**GIVEN DATA**
-- Begin --
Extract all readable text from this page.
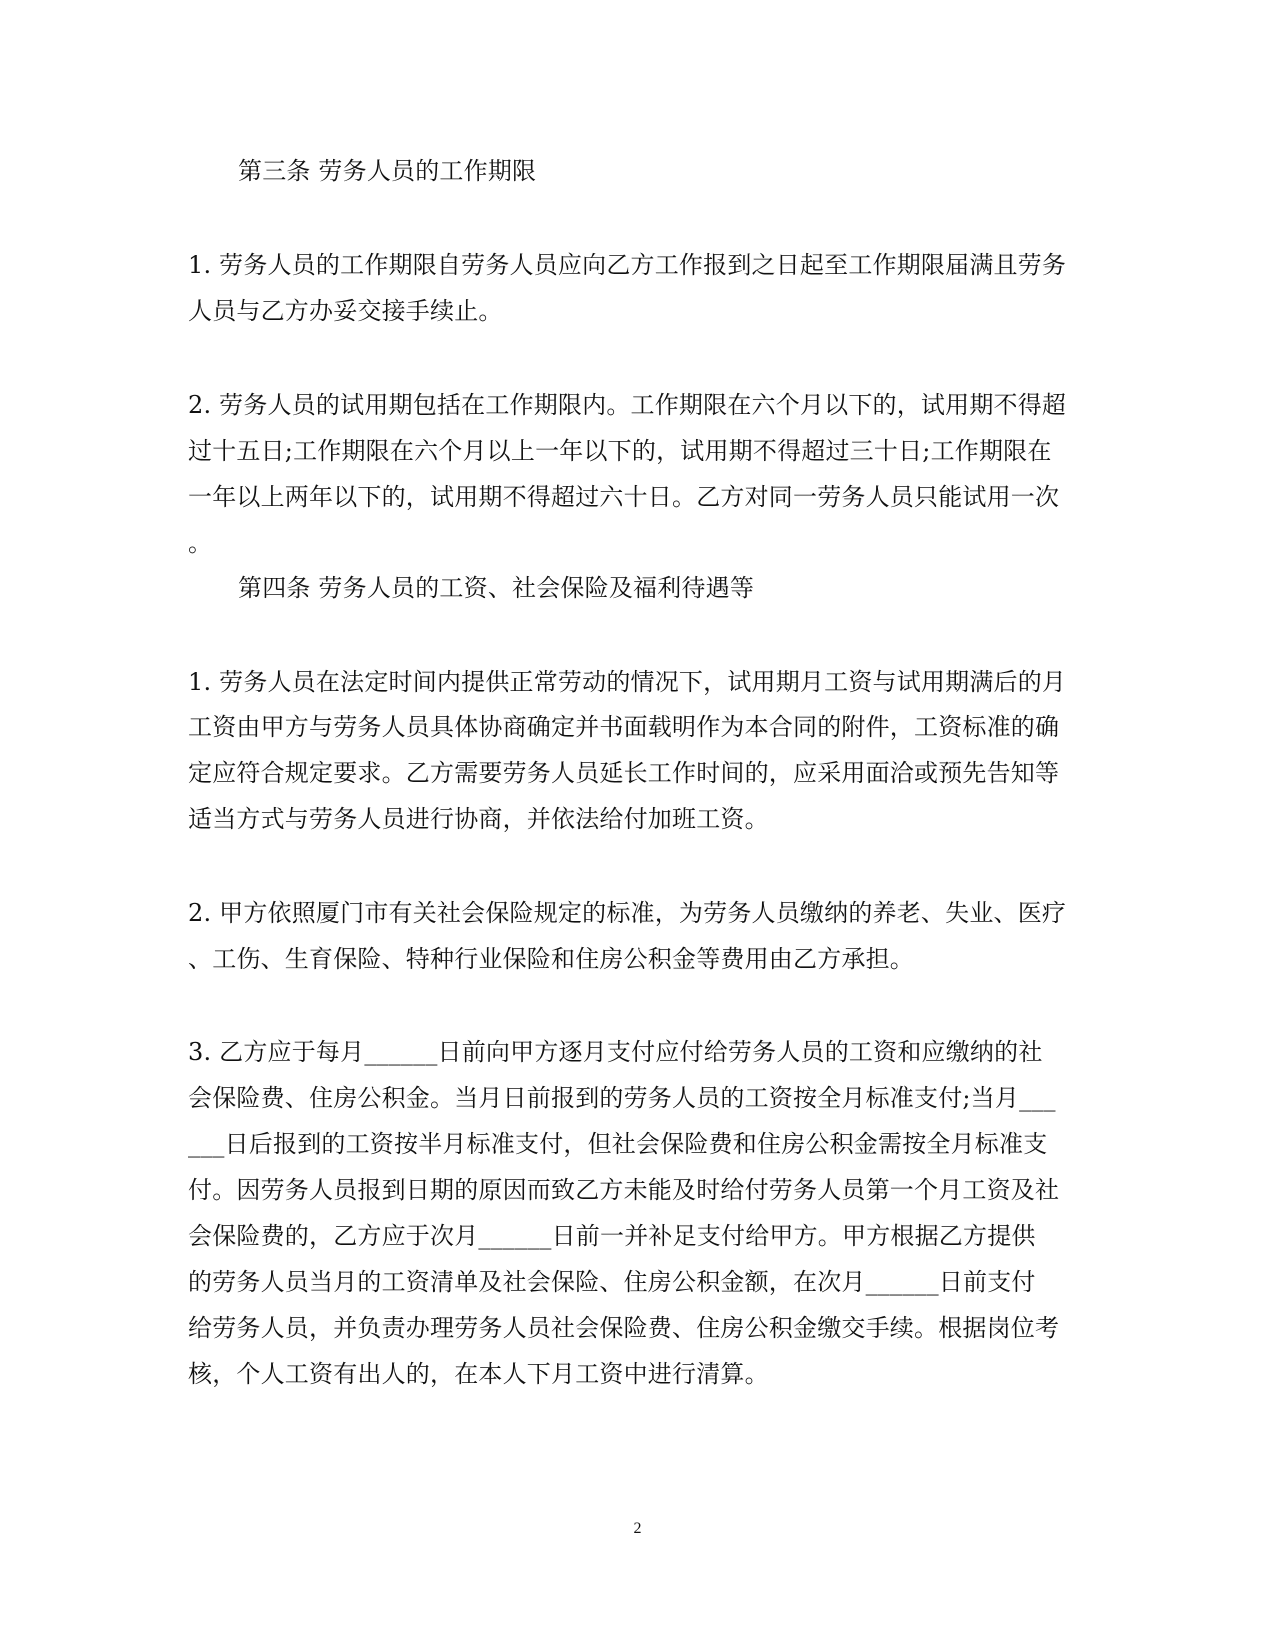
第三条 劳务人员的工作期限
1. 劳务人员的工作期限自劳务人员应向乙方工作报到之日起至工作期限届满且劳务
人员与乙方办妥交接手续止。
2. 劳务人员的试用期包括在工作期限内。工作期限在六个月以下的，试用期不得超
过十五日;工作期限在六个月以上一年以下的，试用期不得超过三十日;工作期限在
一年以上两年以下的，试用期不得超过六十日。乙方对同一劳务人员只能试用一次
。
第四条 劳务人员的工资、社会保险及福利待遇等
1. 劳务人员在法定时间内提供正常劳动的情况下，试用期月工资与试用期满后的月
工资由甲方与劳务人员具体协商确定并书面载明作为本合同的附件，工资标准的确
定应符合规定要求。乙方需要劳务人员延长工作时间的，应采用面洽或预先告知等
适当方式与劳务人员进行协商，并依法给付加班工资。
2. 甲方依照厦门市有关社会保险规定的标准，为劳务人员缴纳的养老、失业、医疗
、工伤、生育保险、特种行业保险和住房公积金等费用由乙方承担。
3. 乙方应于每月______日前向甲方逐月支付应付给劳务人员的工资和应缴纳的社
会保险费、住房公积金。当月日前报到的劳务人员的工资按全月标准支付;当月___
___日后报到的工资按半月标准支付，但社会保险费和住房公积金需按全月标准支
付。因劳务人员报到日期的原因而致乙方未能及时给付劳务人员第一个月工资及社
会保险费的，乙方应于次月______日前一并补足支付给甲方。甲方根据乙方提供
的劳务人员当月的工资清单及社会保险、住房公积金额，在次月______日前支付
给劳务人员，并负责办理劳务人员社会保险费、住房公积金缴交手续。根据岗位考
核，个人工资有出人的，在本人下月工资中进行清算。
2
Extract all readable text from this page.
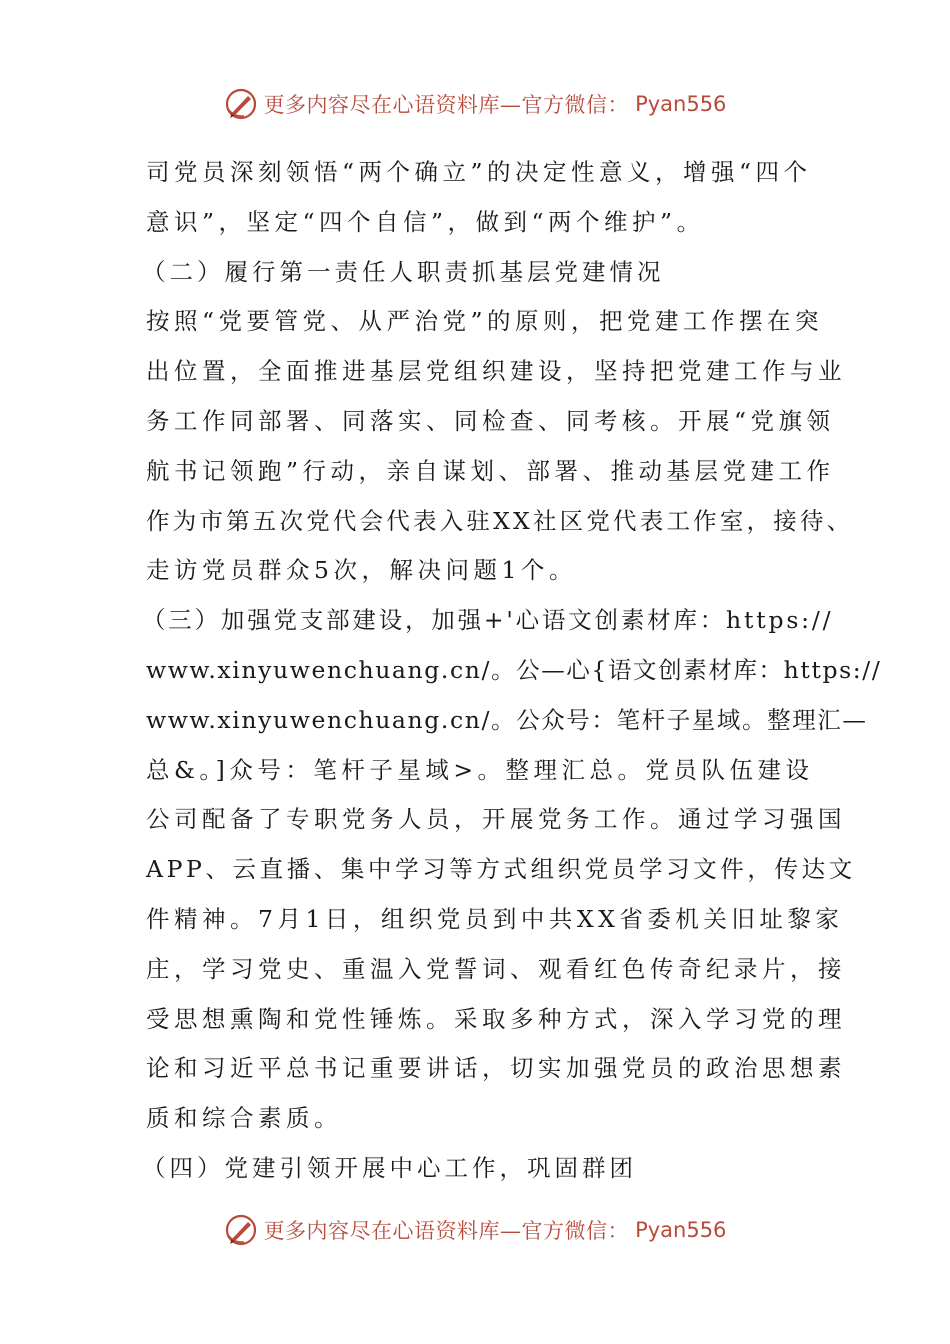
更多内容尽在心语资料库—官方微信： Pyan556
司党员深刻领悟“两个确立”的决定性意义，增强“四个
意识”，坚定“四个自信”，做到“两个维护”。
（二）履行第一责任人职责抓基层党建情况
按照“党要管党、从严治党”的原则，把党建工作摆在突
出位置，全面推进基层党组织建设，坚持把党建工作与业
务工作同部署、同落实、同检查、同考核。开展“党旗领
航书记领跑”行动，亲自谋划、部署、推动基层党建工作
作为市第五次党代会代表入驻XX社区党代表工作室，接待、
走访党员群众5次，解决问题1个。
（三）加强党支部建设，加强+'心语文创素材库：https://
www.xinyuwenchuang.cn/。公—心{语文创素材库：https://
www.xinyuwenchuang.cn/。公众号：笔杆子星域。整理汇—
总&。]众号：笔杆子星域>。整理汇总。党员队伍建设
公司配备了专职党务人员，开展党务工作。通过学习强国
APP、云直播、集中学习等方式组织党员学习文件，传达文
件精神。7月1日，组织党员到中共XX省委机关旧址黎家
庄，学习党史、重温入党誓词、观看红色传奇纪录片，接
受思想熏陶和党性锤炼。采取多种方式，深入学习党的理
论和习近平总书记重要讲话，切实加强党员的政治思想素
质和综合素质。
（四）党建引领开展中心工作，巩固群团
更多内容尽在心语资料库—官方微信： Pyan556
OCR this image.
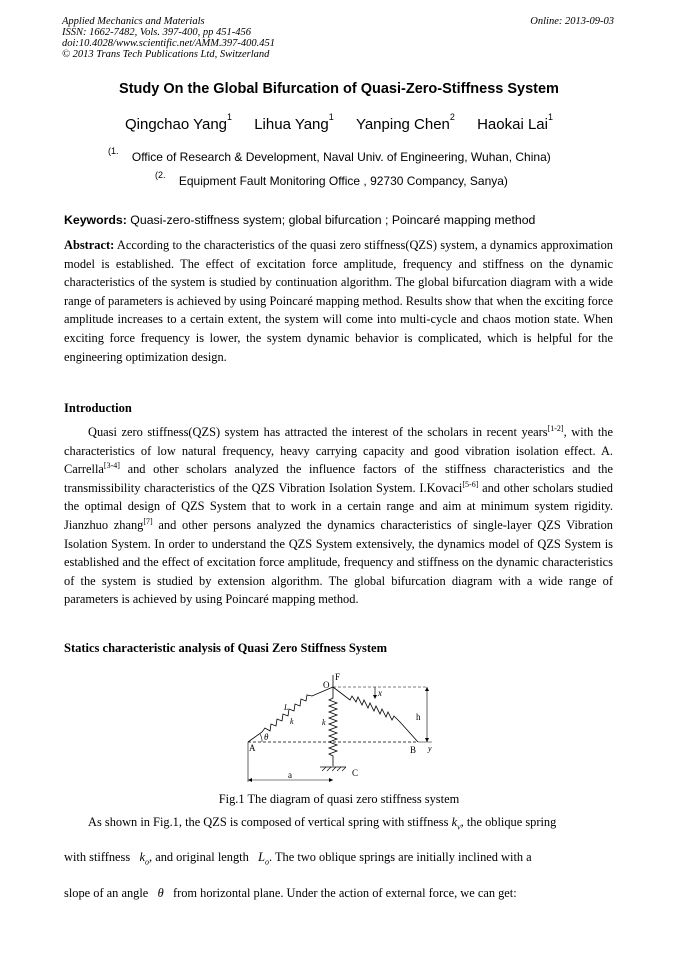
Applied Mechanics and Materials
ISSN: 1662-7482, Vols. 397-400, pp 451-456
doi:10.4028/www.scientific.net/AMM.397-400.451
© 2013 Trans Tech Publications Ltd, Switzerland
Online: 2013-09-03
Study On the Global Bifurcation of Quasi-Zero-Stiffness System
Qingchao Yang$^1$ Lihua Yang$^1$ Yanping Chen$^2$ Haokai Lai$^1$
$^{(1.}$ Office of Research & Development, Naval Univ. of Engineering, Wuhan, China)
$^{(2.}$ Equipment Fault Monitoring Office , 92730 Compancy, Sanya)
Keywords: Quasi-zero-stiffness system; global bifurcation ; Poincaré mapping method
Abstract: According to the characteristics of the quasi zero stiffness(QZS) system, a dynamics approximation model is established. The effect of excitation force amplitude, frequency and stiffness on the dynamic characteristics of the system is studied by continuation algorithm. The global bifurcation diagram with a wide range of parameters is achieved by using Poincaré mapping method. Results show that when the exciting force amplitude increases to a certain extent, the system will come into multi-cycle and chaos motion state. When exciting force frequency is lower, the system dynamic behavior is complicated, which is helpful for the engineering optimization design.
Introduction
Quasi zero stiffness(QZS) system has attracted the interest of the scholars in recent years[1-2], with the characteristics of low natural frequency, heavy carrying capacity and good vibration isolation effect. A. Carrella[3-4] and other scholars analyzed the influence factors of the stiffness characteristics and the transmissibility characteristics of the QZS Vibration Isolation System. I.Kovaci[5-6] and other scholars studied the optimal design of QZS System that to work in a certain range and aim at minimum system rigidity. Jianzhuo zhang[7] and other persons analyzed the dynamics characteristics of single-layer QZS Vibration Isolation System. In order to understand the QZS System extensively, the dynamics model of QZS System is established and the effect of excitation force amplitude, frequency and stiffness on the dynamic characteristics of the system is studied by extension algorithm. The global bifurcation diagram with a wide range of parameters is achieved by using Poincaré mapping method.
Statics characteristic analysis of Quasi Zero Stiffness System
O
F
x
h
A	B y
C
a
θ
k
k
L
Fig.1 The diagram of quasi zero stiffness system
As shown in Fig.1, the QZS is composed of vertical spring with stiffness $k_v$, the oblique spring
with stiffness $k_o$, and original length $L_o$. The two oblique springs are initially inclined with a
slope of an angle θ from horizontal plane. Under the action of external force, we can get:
-- End --
**WHAT IS NEEDED**
Check every line in the material above for the string "amplitude", then give only the number of lines that have it.

**RESPONSE TO THE TASK**
2